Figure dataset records
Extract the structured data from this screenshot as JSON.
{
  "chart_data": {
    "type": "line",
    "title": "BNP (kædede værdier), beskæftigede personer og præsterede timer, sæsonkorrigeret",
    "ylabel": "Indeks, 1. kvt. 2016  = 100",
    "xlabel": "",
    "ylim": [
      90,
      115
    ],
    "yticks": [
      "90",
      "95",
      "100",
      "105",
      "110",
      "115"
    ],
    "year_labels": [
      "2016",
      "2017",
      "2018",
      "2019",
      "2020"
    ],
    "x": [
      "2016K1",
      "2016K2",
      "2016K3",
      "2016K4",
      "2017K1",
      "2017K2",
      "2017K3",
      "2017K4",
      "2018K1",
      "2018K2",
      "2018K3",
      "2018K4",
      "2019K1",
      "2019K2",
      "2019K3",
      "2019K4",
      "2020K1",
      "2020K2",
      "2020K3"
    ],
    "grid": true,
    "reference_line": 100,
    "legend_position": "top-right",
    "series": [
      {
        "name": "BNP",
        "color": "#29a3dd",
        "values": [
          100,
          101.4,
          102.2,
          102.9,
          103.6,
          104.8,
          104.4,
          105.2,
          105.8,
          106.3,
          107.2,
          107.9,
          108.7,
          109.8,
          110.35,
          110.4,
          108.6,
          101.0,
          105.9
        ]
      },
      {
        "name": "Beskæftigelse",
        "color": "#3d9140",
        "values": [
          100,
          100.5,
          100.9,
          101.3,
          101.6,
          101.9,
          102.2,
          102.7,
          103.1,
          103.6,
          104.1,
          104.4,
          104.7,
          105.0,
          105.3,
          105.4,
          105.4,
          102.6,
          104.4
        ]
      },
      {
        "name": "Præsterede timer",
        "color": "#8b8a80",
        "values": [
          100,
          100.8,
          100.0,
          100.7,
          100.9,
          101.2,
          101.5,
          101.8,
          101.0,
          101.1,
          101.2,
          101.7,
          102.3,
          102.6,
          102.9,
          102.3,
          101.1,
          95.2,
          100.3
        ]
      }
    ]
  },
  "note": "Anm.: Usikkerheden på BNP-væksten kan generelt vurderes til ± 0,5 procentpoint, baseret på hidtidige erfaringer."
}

TASK DETAILS:
Which lines include the word "color"? List them all.

ANSWER TO THIS EXERCISE:
        "color": "#29a3dd",
        "color": "#3d9140",
        "color": "#8b8a80",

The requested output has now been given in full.